> _INSTRUCTIONS TO FOLLOW_
Scan each line of the records for the word "Doctrine" and extract the ones that have it.

Data listing:
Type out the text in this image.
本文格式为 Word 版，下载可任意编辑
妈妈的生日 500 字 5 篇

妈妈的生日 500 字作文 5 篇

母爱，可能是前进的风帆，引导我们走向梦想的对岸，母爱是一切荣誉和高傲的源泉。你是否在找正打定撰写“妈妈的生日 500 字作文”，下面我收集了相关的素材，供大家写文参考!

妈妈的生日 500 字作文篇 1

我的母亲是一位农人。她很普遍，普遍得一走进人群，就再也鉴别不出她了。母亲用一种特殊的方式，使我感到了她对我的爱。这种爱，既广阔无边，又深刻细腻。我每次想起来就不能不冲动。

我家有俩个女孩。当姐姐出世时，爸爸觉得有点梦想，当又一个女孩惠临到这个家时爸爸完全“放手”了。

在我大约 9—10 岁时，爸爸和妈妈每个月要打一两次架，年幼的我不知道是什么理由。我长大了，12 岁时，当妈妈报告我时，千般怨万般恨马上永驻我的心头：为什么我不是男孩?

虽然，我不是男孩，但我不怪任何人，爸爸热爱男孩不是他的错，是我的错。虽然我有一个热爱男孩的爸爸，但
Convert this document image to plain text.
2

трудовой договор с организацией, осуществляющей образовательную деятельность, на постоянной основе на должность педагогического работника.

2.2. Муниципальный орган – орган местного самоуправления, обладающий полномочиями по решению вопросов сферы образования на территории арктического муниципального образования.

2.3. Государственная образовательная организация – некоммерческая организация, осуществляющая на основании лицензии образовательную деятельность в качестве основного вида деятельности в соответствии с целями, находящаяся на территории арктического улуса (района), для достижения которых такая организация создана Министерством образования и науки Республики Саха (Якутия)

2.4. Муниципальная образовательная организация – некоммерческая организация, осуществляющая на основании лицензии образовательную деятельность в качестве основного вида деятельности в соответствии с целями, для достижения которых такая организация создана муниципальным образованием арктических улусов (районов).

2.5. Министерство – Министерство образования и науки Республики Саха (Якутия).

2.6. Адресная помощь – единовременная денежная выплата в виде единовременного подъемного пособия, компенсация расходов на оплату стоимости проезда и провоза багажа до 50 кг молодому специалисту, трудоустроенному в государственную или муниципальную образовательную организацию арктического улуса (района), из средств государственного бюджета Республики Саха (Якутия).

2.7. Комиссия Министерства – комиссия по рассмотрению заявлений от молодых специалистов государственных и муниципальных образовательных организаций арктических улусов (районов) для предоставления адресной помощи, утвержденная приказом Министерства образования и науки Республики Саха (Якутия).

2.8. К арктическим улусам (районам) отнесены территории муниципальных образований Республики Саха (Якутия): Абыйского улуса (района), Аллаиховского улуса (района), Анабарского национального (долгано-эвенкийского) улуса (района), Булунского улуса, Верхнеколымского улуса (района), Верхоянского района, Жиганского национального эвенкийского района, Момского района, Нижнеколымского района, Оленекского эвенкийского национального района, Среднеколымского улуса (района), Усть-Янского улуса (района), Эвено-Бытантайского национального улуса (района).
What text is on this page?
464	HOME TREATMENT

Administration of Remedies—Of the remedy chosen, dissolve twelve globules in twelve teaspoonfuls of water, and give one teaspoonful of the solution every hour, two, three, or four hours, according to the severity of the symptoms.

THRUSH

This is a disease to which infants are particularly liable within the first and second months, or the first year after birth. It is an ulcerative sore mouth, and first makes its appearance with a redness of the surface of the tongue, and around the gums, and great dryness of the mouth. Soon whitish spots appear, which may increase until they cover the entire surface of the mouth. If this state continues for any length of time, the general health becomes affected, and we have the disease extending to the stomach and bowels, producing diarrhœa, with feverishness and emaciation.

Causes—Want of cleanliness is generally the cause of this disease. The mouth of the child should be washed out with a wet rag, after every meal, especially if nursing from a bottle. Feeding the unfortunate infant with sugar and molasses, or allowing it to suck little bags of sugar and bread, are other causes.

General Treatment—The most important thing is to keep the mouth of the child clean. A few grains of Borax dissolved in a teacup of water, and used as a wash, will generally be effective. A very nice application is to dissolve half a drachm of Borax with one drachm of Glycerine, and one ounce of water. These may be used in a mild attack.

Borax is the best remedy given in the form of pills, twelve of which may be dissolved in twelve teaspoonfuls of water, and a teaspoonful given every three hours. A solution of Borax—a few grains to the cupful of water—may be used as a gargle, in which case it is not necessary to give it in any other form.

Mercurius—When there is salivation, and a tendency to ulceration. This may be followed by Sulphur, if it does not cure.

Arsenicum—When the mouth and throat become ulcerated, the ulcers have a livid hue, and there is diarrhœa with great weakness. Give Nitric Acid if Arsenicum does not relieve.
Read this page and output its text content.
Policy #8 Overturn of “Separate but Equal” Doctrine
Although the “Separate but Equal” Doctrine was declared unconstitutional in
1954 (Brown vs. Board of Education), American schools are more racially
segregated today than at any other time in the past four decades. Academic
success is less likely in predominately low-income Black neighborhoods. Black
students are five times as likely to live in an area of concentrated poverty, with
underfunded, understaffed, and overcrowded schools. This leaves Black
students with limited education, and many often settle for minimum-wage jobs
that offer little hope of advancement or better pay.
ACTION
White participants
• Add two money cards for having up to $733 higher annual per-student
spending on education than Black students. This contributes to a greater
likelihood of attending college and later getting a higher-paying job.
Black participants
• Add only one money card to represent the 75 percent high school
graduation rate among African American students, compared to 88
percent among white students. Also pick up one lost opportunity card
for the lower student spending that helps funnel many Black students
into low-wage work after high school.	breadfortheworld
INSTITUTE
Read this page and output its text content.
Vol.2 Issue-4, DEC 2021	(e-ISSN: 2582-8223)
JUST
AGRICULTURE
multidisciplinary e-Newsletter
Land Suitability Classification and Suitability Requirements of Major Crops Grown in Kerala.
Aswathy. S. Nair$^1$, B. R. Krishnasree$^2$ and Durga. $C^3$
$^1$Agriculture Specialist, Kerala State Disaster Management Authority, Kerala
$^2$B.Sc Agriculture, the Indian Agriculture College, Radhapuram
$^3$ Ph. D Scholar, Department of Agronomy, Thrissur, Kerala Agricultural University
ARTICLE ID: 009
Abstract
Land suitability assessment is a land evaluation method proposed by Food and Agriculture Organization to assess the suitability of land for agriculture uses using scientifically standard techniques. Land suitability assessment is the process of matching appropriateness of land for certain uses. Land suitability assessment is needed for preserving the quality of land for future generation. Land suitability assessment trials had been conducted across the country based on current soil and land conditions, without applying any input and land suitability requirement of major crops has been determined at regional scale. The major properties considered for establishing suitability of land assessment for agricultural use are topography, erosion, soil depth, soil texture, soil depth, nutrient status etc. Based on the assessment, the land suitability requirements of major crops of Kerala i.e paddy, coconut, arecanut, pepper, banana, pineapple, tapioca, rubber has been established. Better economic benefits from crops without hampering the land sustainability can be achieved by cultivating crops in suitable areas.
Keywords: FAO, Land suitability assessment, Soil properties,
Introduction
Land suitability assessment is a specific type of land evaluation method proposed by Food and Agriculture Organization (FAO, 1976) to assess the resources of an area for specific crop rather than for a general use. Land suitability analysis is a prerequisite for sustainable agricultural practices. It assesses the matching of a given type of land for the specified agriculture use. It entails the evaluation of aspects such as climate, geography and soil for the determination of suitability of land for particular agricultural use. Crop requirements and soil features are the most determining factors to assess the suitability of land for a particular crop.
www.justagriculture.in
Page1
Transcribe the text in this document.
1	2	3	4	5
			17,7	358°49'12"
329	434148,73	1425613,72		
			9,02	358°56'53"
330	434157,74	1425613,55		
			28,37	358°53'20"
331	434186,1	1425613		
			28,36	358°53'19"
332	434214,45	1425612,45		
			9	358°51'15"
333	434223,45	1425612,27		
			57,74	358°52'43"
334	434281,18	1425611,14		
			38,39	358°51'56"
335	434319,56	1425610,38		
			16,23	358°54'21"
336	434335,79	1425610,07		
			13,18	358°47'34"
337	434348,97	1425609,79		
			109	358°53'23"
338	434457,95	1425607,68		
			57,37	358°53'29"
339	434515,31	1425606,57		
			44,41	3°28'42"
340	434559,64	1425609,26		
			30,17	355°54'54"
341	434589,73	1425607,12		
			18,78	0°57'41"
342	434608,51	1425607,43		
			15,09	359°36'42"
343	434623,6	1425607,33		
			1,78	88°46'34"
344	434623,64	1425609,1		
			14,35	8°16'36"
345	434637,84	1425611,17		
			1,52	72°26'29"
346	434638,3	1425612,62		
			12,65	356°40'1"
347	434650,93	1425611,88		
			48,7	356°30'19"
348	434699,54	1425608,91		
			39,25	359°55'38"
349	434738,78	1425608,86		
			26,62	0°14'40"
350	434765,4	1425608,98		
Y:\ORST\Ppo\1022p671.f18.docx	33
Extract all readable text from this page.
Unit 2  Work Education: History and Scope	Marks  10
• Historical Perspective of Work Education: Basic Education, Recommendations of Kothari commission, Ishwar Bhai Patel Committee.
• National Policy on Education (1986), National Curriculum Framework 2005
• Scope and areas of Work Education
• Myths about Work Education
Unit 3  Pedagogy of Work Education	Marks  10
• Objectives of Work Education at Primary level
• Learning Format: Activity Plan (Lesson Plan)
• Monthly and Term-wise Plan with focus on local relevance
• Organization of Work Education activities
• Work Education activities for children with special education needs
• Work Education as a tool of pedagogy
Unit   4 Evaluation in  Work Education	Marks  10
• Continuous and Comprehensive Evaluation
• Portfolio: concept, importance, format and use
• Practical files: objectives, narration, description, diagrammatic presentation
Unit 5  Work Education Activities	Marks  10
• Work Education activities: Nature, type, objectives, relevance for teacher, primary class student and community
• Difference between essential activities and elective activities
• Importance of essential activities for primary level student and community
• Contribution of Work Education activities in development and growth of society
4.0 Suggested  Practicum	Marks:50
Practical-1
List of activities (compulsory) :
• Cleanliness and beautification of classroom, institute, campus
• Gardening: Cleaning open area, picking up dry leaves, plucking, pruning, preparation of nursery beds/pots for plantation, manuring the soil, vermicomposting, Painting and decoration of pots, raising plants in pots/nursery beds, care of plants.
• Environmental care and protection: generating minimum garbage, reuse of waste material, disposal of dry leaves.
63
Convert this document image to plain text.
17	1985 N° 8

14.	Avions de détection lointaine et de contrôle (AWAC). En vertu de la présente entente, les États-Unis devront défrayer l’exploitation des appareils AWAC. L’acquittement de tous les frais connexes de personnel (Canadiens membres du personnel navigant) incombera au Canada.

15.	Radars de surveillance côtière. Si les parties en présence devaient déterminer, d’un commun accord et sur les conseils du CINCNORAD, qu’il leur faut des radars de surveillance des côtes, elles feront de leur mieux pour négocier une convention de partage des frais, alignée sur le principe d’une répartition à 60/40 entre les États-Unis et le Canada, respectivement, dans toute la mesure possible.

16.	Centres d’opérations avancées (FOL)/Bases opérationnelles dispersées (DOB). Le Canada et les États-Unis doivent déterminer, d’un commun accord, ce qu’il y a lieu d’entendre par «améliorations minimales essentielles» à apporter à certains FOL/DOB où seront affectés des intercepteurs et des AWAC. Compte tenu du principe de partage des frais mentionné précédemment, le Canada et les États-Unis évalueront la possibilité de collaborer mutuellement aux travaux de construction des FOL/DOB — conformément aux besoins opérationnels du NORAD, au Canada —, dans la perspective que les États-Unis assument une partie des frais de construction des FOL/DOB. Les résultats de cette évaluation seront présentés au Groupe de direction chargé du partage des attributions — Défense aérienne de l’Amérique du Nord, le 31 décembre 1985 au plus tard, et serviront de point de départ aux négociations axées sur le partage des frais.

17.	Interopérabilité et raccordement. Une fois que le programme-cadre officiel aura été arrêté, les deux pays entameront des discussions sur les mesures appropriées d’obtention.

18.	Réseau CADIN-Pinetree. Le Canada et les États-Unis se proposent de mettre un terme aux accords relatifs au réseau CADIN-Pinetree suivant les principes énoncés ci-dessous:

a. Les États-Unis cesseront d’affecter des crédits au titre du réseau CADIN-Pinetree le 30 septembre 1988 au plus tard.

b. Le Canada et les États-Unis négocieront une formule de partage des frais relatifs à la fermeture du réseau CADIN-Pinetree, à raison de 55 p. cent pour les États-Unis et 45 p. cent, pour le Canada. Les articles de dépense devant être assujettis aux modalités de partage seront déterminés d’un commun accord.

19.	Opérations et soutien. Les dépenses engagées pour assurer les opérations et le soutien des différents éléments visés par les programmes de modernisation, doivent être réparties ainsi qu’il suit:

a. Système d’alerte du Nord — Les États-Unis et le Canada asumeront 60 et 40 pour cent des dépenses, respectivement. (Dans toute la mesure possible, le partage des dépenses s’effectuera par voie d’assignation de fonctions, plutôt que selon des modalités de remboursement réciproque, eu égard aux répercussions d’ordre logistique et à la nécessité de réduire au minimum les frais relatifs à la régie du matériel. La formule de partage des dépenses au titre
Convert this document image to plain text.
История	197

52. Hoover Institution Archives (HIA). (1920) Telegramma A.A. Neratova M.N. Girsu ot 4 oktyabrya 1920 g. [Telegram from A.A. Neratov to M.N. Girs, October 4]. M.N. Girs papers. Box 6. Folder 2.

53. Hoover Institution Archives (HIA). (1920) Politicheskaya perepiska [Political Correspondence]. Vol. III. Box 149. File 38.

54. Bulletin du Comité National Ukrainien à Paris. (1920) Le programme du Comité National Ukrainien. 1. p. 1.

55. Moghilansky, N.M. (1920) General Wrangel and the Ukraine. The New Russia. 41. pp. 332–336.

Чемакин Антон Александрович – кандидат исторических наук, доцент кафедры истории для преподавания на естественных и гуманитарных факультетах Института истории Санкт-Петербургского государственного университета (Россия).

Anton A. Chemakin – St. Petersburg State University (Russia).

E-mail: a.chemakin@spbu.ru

> _WRITTEN RESPONSE_
Policy #8 Overturn of “Separate but Equal” Doctrine
Although the “Separate but Equal” Doctrine was declared unconstitutional in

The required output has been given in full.